**Information shown**
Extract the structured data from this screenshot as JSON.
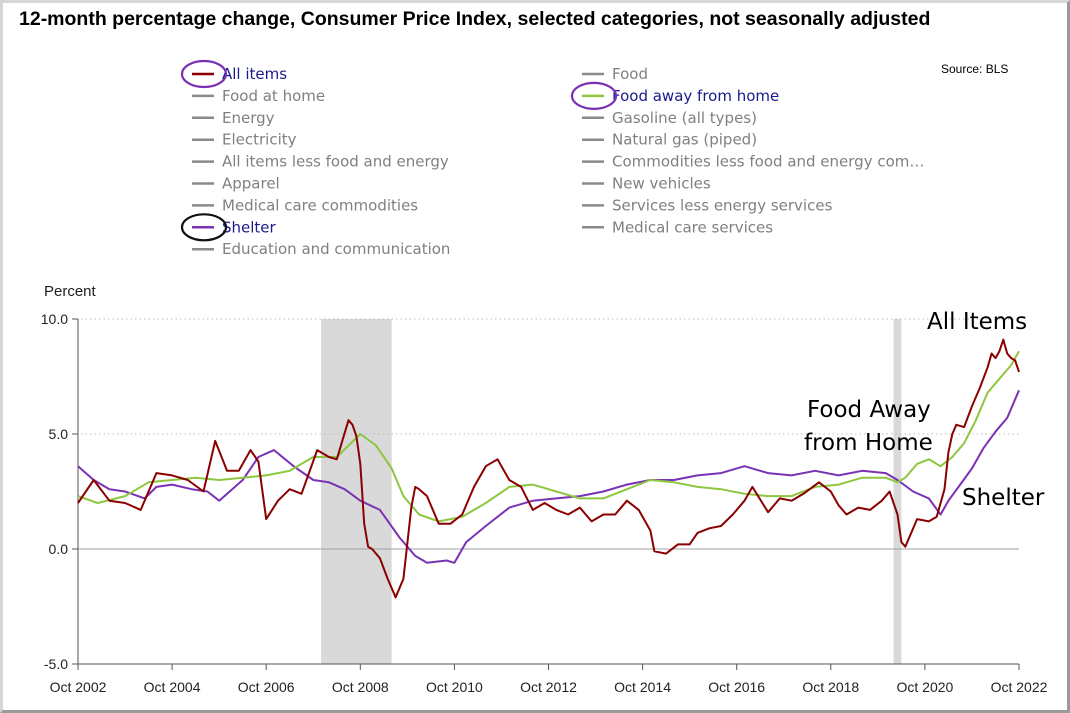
{
  "title": "12-month percentage change, Consumer Price Index, selected categories, not seasonally adjusted",
  "source": "Source: BLS",
  "legend": {
    "left": [
      {
        "label": "All items",
        "color": "#8b0000",
        "active": true
      },
      {
        "label": "Food at home",
        "color": "#8a8a8a",
        "active": false
      },
      {
        "label": "Energy",
        "color": "#8a8a8a",
        "active": false
      },
      {
        "label": "Electricity",
        "color": "#8a8a8a",
        "active": false
      },
      {
        "label": "All items less food and energy",
        "color": "#8a8a8a",
        "active": false
      },
      {
        "label": "Apparel",
        "color": "#8a8a8a",
        "active": false
      },
      {
        "label": "Medical care commodities",
        "color": "#8a8a8a",
        "active": false
      },
      {
        "label": "Shelter",
        "color": "#7a32b4",
        "active": true
      },
      {
        "label": "Education and communication",
        "color": "#8a8a8a",
        "active": false
      }
    ],
    "right": [
      {
        "label": "Food",
        "color": "#8a8a8a",
        "active": false
      },
      {
        "label": "Food away from home",
        "color": "#8dc63f",
        "active": true
      },
      {
        "label": "Gasoline (all types)",
        "color": "#8a8a8a",
        "active": false
      },
      {
        "label": "Natural gas (piped)",
        "color": "#8a8a8a",
        "active": false
      },
      {
        "label": "Commodities less food and energy com…",
        "color": "#8a8a8a",
        "active": false
      },
      {
        "label": "New vehicles",
        "color": "#8a8a8a",
        "active": false
      },
      {
        "label": "Services less energy services",
        "color": "#8a8a8a",
        "active": false
      },
      {
        "label": "Medical care services",
        "color": "#8a8a8a",
        "active": false
      }
    ]
  },
  "annotations": [
    {
      "text": "All Items"
    },
    {
      "text": "Food Away"
    },
    {
      "text": "from Home"
    },
    {
      "text": "Shelter"
    }
  ],
  "chart_data": {
    "type": "line",
    "ylabel": "Percent",
    "ylim": [
      -5.0,
      10.0
    ],
    "xlim": [
      "2002-10",
      "2022-10"
    ],
    "y_ticks": [
      -5.0,
      0.0,
      5.0,
      10.0
    ],
    "y_tick_labels": [
      "-5.0",
      "0.0",
      "5.0",
      "10.0"
    ],
    "x_ticks": [
      "2002-10",
      "2004-10",
      "2006-10",
      "2008-10",
      "2010-10",
      "2012-10",
      "2014-10",
      "2016-10",
      "2018-10",
      "2020-10",
      "2022-10"
    ],
    "x_tick_labels": [
      "Oct 2002",
      "Oct 2004",
      "Oct 2006",
      "Oct 2008",
      "Oct 2010",
      "Oct 2012",
      "Oct 2014",
      "Oct 2016",
      "Oct 2018",
      "Oct 2020",
      "Oct 2022"
    ],
    "recessions": [
      [
        "2007-12",
        "2009-06"
      ],
      [
        "2020-02",
        "2020-04"
      ]
    ],
    "grid": "dotted horizontal at 5.0 and 10.0",
    "legend_position": "top",
    "series": [
      {
        "name": "All items",
        "color": "#8b0000",
        "points": [
          [
            "2002-10",
            2.0
          ],
          [
            "2003-02",
            3.0
          ],
          [
            "2003-06",
            2.1
          ],
          [
            "2003-10",
            2.0
          ],
          [
            "2004-02",
            1.7
          ],
          [
            "2004-06",
            3.3
          ],
          [
            "2004-10",
            3.2
          ],
          [
            "2005-02",
            3.0
          ],
          [
            "2005-06",
            2.5
          ],
          [
            "2005-09",
            4.7
          ],
          [
            "2005-12",
            3.4
          ],
          [
            "2006-03",
            3.4
          ],
          [
            "2006-06",
            4.3
          ],
          [
            "2006-08",
            3.8
          ],
          [
            "2006-10",
            1.3
          ],
          [
            "2007-01",
            2.1
          ],
          [
            "2007-04",
            2.6
          ],
          [
            "2007-07",
            2.4
          ],
          [
            "2007-11",
            4.3
          ],
          [
            "2008-02",
            4.0
          ],
          [
            "2008-04",
            3.9
          ],
          [
            "2008-07",
            5.6
          ],
          [
            "2008-08",
            5.4
          ],
          [
            "2008-09",
            4.9
          ],
          [
            "2008-10",
            3.7
          ],
          [
            "2008-11",
            1.1
          ],
          [
            "2008-12",
            0.1
          ],
          [
            "2009-01",
            0.0
          ],
          [
            "2009-03",
            -0.4
          ],
          [
            "2009-05",
            -1.3
          ],
          [
            "2009-07",
            -2.1
          ],
          [
            "2009-09",
            -1.3
          ],
          [
            "2009-11",
            1.8
          ],
          [
            "2009-12",
            2.7
          ],
          [
            "2010-01",
            2.6
          ],
          [
            "2010-03",
            2.3
          ],
          [
            "2010-06",
            1.1
          ],
          [
            "2010-09",
            1.1
          ],
          [
            "2010-12",
            1.5
          ],
          [
            "2011-03",
            2.7
          ],
          [
            "2011-06",
            3.6
          ],
          [
            "2011-09",
            3.9
          ],
          [
            "2011-12",
            3.0
          ],
          [
            "2012-03",
            2.7
          ],
          [
            "2012-06",
            1.7
          ],
          [
            "2012-09",
            2.0
          ],
          [
            "2012-12",
            1.7
          ],
          [
            "2013-03",
            1.5
          ],
          [
            "2013-06",
            1.8
          ],
          [
            "2013-09",
            1.2
          ],
          [
            "2013-12",
            1.5
          ],
          [
            "2014-03",
            1.5
          ],
          [
            "2014-06",
            2.1
          ],
          [
            "2014-09",
            1.7
          ],
          [
            "2014-12",
            0.8
          ],
          [
            "2015-01",
            -0.1
          ],
          [
            "2015-04",
            -0.2
          ],
          [
            "2015-07",
            0.2
          ],
          [
            "2015-10",
            0.2
          ],
          [
            "2015-12",
            0.7
          ],
          [
            "2016-03",
            0.9
          ],
          [
            "2016-06",
            1.0
          ],
          [
            "2016-09",
            1.5
          ],
          [
            "2016-12",
            2.1
          ],
          [
            "2017-02",
            2.7
          ],
          [
            "2017-06",
            1.6
          ],
          [
            "2017-09",
            2.2
          ],
          [
            "2017-12",
            2.1
          ],
          [
            "2018-03",
            2.4
          ],
          [
            "2018-07",
            2.9
          ],
          [
            "2018-10",
            2.5
          ],
          [
            "2018-12",
            1.9
          ],
          [
            "2019-02",
            1.5
          ],
          [
            "2019-05",
            1.8
          ],
          [
            "2019-08",
            1.7
          ],
          [
            "2019-11",
            2.1
          ],
          [
            "2020-01",
            2.5
          ],
          [
            "2020-03",
            1.5
          ],
          [
            "2020-04",
            0.3
          ],
          [
            "2020-05",
            0.1
          ],
          [
            "2020-08",
            1.3
          ],
          [
            "2020-11",
            1.2
          ],
          [
            "2021-01",
            1.4
          ],
          [
            "2021-03",
            2.6
          ],
          [
            "2021-04",
            4.2
          ],
          [
            "2021-05",
            5.0
          ],
          [
            "2021-06",
            5.4
          ],
          [
            "2021-08",
            5.3
          ],
          [
            "2021-10",
            6.2
          ],
          [
            "2021-12",
            7.0
          ],
          [
            "2022-02",
            7.9
          ],
          [
            "2022-03",
            8.5
          ],
          [
            "2022-04",
            8.3
          ],
          [
            "2022-05",
            8.6
          ],
          [
            "2022-06",
            9.1
          ],
          [
            "2022-07",
            8.5
          ],
          [
            "2022-08",
            8.3
          ],
          [
            "2022-09",
            8.2
          ],
          [
            "2022-10",
            7.7
          ]
        ]
      },
      {
        "name": "Food away from home",
        "color": "#8dc63f",
        "points": [
          [
            "2002-10",
            2.3
          ],
          [
            "2003-03",
            2.0
          ],
          [
            "2003-10",
            2.3
          ],
          [
            "2004-04",
            2.9
          ],
          [
            "2004-10",
            3.0
          ],
          [
            "2005-04",
            3.1
          ],
          [
            "2005-10",
            3.0
          ],
          [
            "2006-04",
            3.1
          ],
          [
            "2006-10",
            3.2
          ],
          [
            "2007-04",
            3.4
          ],
          [
            "2007-10",
            4.0
          ],
          [
            "2008-04",
            4.0
          ],
          [
            "2008-10",
            5.0
          ],
          [
            "2009-02",
            4.5
          ],
          [
            "2009-06",
            3.5
          ],
          [
            "2009-09",
            2.3
          ],
          [
            "2010-01",
            1.5
          ],
          [
            "2010-06",
            1.2
          ],
          [
            "2010-12",
            1.4
          ],
          [
            "2011-06",
            2.0
          ],
          [
            "2011-12",
            2.7
          ],
          [
            "2012-06",
            2.8
          ],
          [
            "2012-12",
            2.5
          ],
          [
            "2013-06",
            2.2
          ],
          [
            "2013-12",
            2.2
          ],
          [
            "2014-06",
            2.6
          ],
          [
            "2014-12",
            3.0
          ],
          [
            "2015-06",
            2.9
          ],
          [
            "2015-12",
            2.7
          ],
          [
            "2016-06",
            2.6
          ],
          [
            "2016-12",
            2.4
          ],
          [
            "2017-06",
            2.3
          ],
          [
            "2017-12",
            2.3
          ],
          [
            "2018-06",
            2.7
          ],
          [
            "2018-12",
            2.8
          ],
          [
            "2019-06",
            3.1
          ],
          [
            "2019-12",
            3.1
          ],
          [
            "2020-03",
            2.9
          ],
          [
            "2020-05",
            3.1
          ],
          [
            "2020-08",
            3.7
          ],
          [
            "2020-11",
            3.9
          ],
          [
            "2021-02",
            3.6
          ],
          [
            "2021-05",
            4.0
          ],
          [
            "2021-08",
            4.6
          ],
          [
            "2021-11",
            5.6
          ],
          [
            "2022-02",
            6.8
          ],
          [
            "2022-05",
            7.4
          ],
          [
            "2022-08",
            8.0
          ],
          [
            "2022-10",
            8.6
          ]
        ]
      },
      {
        "name": "Shelter",
        "color": "#7a32b4",
        "points": [
          [
            "2002-10",
            3.6
          ],
          [
            "2003-02",
            3.0
          ],
          [
            "2003-06",
            2.6
          ],
          [
            "2003-10",
            2.5
          ],
          [
            "2004-03",
            2.2
          ],
          [
            "2004-06",
            2.7
          ],
          [
            "2004-10",
            2.8
          ],
          [
            "2005-03",
            2.6
          ],
          [
            "2005-07",
            2.5
          ],
          [
            "2005-10",
            2.1
          ],
          [
            "2006-04",
            3.0
          ],
          [
            "2006-08",
            4.0
          ],
          [
            "2006-12",
            4.3
          ],
          [
            "2007-05",
            3.6
          ],
          [
            "2007-10",
            3.0
          ],
          [
            "2008-02",
            2.9
          ],
          [
            "2008-06",
            2.6
          ],
          [
            "2008-10",
            2.1
          ],
          [
            "2009-03",
            1.7
          ],
          [
            "2009-08",
            0.5
          ],
          [
            "2009-12",
            -0.3
          ],
          [
            "2010-03",
            -0.6
          ],
          [
            "2010-08",
            -0.5
          ],
          [
            "2010-10",
            -0.6
          ],
          [
            "2011-01",
            0.3
          ],
          [
            "2011-06",
            1.0
          ],
          [
            "2011-12",
            1.8
          ],
          [
            "2012-06",
            2.1
          ],
          [
            "2012-12",
            2.2
          ],
          [
            "2013-06",
            2.3
          ],
          [
            "2013-12",
            2.5
          ],
          [
            "2014-06",
            2.8
          ],
          [
            "2014-12",
            3.0
          ],
          [
            "2015-06",
            3.0
          ],
          [
            "2015-12",
            3.2
          ],
          [
            "2016-06",
            3.3
          ],
          [
            "2016-12",
            3.6
          ],
          [
            "2017-06",
            3.3
          ],
          [
            "2017-12",
            3.2
          ],
          [
            "2018-06",
            3.4
          ],
          [
            "2018-12",
            3.2
          ],
          [
            "2019-06",
            3.4
          ],
          [
            "2019-12",
            3.3
          ],
          [
            "2020-03",
            3.0
          ],
          [
            "2020-07",
            2.5
          ],
          [
            "2020-11",
            2.2
          ],
          [
            "2021-02",
            1.5
          ],
          [
            "2021-04",
            2.1
          ],
          [
            "2021-07",
            2.8
          ],
          [
            "2021-10",
            3.5
          ],
          [
            "2022-01",
            4.4
          ],
          [
            "2022-04",
            5.1
          ],
          [
            "2022-07",
            5.7
          ],
          [
            "2022-10",
            6.9
          ]
        ]
      }
    ]
  }
}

**Written task**
Sift the material for lines with the string "text". Copy each one found.

**Final result**
      "text": "All Items"
      "text": "Food Away"
      "text": "from Home"
      "text": "Shelter"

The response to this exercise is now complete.